▶ _Written problem A_
Copy the lines of the listing that run from the line with "For every button, label, input, icon, or" up to and including the line with "grouping-heading: 1. Ziffer", keeping each line unchanged. Leave the pictures out of your copy.

▶ _Page_
A global survey in May by the MBA Career Services and Employer Alliance showed two-thirds of 118 business schools reported at least one job offer for graduates was withdrawn. And 83 percent noted start dates were delayed, as companies transition to remote working and onboarding processes.
“All over the world, the job market is on the decline as companies are holding back on hiring due to uncertainties,” says Enna Tan, head of career services at NUS Business School in Singapore. “Even internships are either being delayed, shortened or cancelled.”
Bright spots on the job horizon
Like her counterparts at other schools, Sophie Schaefer, corporate relations manager at ESMT Berlin, warns against generalizations. She has observed hiring freezes among small and medium-sized companies and those in the tourism, automotive and manufacturing sectors, which have been hit hard by the crisis.
Yet there are bright spots: technology companies including Google, Microsoft, Facebook and Netflix continue to hire robustly, schools report. Amazon, for instance, has hired a record 1,000 MBA students worldwide so far this year, up 20 percent from 2019.

▶ _Record excerpts_
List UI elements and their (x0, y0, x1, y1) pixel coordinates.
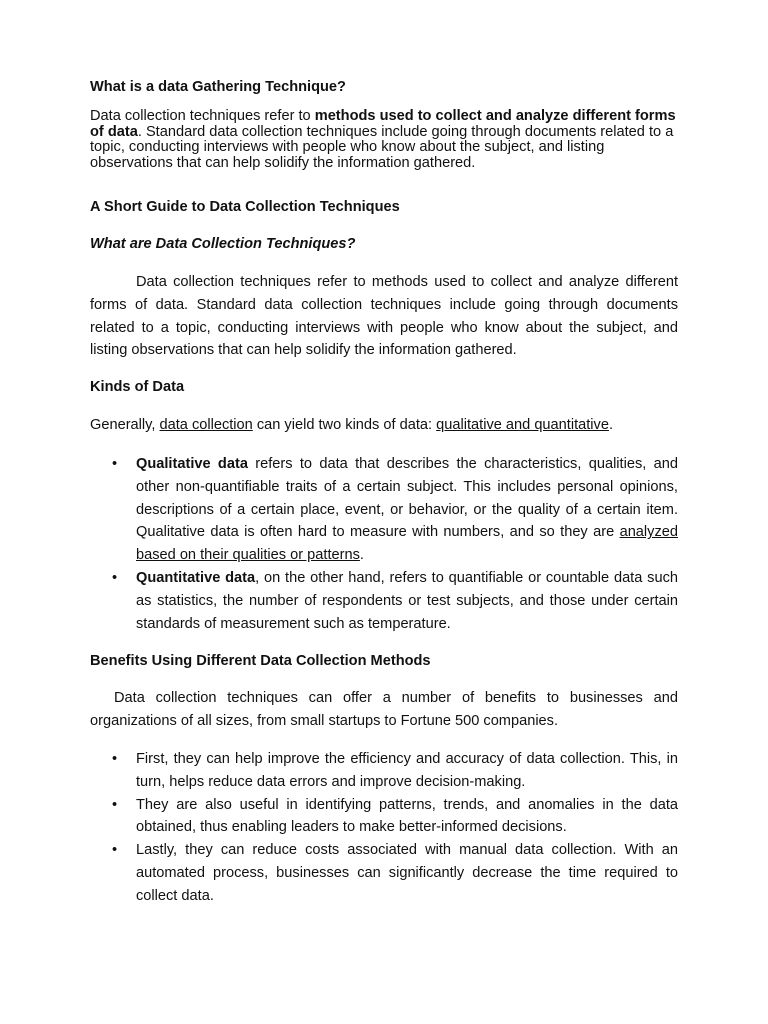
--
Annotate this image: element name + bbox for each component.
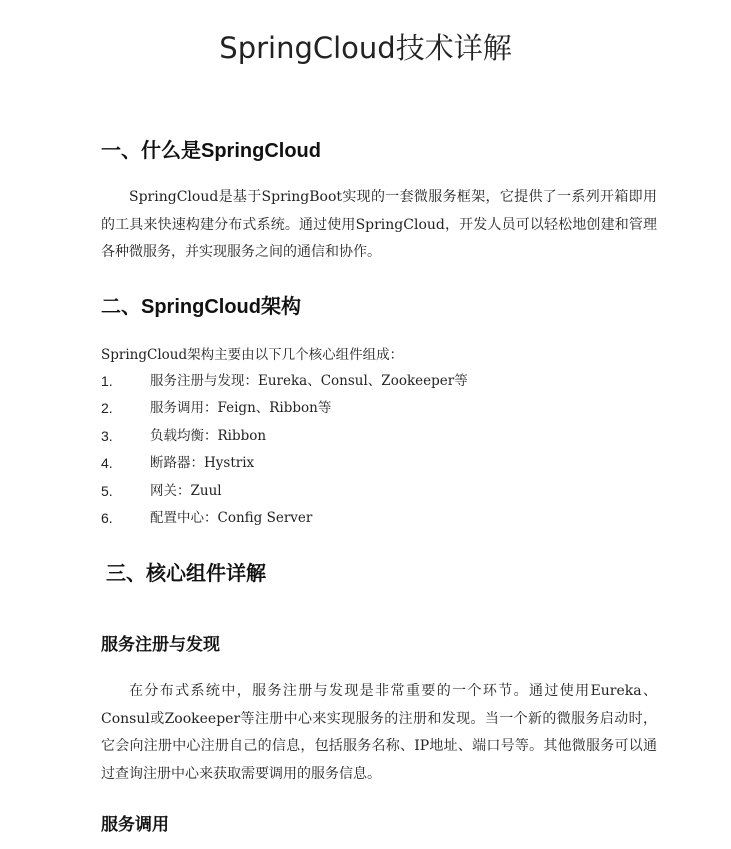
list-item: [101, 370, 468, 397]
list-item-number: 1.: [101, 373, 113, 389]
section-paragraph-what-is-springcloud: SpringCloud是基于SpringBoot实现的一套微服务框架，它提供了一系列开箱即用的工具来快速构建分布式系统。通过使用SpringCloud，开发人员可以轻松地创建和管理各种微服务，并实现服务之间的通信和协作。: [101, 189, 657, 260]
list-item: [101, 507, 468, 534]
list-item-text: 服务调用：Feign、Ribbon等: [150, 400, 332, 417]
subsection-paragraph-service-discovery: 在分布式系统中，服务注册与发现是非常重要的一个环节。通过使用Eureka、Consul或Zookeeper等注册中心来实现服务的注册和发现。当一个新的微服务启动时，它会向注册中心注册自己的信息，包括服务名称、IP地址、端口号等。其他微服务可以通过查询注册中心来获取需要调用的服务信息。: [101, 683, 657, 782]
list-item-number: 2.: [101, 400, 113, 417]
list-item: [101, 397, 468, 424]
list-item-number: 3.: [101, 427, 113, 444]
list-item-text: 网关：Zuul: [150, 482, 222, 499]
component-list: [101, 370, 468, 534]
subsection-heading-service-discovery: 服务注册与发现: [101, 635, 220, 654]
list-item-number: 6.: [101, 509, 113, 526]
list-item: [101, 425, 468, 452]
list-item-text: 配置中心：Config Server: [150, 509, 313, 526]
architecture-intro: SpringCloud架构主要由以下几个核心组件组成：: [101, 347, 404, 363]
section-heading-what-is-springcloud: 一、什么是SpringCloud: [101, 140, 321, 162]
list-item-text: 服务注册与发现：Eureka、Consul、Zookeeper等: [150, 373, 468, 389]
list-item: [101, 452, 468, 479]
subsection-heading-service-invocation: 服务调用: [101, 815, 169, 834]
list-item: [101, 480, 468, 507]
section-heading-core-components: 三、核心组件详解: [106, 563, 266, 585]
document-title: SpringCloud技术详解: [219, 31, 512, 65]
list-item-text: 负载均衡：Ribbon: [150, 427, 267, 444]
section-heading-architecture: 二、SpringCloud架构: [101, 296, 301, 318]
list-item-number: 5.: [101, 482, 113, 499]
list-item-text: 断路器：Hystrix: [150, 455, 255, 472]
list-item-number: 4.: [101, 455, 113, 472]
==
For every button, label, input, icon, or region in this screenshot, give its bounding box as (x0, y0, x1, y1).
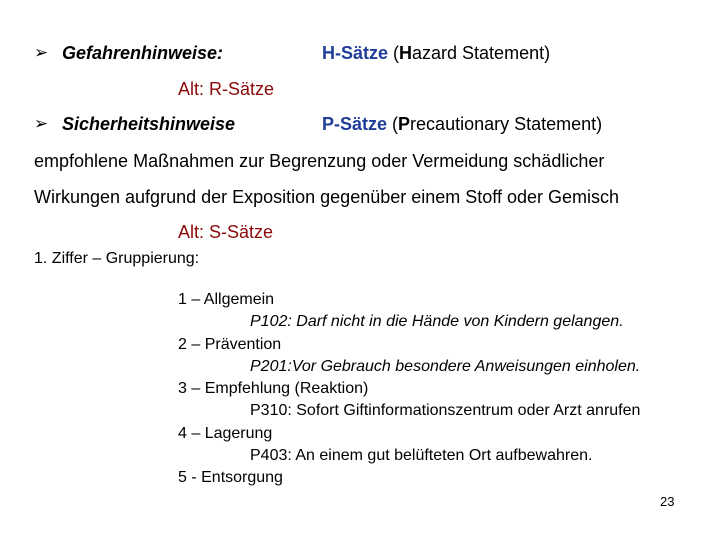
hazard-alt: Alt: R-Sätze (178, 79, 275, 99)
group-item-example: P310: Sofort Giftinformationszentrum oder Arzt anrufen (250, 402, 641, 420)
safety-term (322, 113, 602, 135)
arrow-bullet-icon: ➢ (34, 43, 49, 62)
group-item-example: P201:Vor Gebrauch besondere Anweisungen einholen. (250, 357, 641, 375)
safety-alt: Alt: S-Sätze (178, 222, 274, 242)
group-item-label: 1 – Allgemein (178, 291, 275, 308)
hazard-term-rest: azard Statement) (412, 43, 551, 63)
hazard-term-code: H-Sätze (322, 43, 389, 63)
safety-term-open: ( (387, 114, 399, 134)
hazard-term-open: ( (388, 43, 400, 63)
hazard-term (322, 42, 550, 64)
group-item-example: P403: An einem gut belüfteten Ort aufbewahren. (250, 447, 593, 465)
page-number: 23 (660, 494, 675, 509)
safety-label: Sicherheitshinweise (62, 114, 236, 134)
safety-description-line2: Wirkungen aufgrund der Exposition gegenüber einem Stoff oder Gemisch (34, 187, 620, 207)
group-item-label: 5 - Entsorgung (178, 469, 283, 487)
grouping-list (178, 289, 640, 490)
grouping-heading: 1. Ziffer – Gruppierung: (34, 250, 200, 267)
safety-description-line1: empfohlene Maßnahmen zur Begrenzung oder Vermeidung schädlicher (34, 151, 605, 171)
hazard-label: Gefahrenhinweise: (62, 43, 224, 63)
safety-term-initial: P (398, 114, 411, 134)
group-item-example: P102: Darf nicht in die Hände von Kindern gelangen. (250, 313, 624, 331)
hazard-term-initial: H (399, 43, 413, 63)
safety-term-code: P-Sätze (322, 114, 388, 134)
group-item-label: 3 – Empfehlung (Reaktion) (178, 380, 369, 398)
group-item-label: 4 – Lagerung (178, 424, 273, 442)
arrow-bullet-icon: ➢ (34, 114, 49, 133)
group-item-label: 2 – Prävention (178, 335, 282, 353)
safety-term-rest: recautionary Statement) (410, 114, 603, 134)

▶ _Written problem B_
Answer these questions about the text on MBA hiring:
(i) How many business schools took part in the May survey by the MBA Career Services and Employer Alliance?
(ii) What position does Enna Tan hold at NUS Business School?
(iii) How many MBA students worldwide has Amazon hired so far this year?

▶ _Task response A_
For every button, label, input, icon, or region in this screenshot, give its bounding box as (x0, y0, x1, y1).
hazard-alt: Alt: R-Sätze (178, 79, 275, 99)
group-item-example: P310: Sofort Giftinformationszentrum oder Arzt anrufen (250, 402, 641, 420)
safety-term (322, 113, 602, 135)
arrow-bullet-icon: ➢ (34, 43, 49, 62)
group-item-example: P201:Vor Gebrauch besondere Anweisungen einholen. (250, 357, 641, 375)
safety-alt: Alt: S-Sätze (178, 222, 274, 242)
group-item-label: 1 – Allgemein (178, 291, 275, 308)
hazard-term-rest: azard Statement) (412, 43, 551, 63)
hazard-term-code: H-Sätze (322, 43, 389, 63)
safety-term-open: ( (387, 114, 399, 134)
hazard-term-open: ( (388, 43, 400, 63)
hazard-term (322, 42, 550, 64)
group-item-example: P403: An einem gut belüfteten Ort aufbewahren. (250, 447, 593, 465)
page-number: 23 (660, 494, 675, 509)
safety-label: Sicherheitshinweise (62, 114, 236, 134)
safety-description-line2: Wirkungen aufgrund der Exposition gegenüber einem Stoff oder Gemisch (34, 187, 620, 207)
group-item-label: 5 - Entsorgung (178, 469, 283, 487)
grouping-list (178, 289, 640, 490)
grouping-heading: 1. Ziffer – Gruppierung: (34, 250, 200, 267)

▶ _Task response B_
(i) 118 business schools.
(ii) Head of career services.
(iii) A record 1,000 MBA students, up 20 percent from 2019.